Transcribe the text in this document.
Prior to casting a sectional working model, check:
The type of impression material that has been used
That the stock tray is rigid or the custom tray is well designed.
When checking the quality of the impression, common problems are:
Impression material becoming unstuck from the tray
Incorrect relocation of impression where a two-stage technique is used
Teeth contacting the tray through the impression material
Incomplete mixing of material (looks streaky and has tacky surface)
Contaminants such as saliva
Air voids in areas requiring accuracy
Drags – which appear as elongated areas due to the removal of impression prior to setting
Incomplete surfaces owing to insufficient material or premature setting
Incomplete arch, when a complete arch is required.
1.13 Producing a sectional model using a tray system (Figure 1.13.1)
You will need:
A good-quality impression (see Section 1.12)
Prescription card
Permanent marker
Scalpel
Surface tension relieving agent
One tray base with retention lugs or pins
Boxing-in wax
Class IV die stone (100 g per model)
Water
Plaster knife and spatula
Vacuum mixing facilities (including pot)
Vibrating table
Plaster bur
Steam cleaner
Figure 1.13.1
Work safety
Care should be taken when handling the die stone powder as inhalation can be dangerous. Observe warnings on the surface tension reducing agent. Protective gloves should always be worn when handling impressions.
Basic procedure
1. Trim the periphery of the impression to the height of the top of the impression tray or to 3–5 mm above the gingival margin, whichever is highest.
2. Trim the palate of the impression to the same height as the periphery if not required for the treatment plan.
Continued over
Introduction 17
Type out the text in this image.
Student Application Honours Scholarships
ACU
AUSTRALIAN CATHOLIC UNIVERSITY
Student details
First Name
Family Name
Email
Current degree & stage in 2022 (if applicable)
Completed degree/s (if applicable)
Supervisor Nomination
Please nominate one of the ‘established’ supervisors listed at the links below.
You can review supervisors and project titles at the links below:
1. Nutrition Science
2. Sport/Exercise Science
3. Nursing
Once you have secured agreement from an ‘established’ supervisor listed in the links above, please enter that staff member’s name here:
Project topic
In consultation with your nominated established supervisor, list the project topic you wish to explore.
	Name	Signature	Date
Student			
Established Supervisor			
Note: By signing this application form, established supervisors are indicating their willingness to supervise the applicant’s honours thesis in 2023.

_ _ _ _

Copy out each line that contains the word "setting".

▶ _Solution to this exercise_
Drags – which appear as elongated areas due to the removal of impression prior to setting
Incomplete surfaces owing to insufficient material or premature setting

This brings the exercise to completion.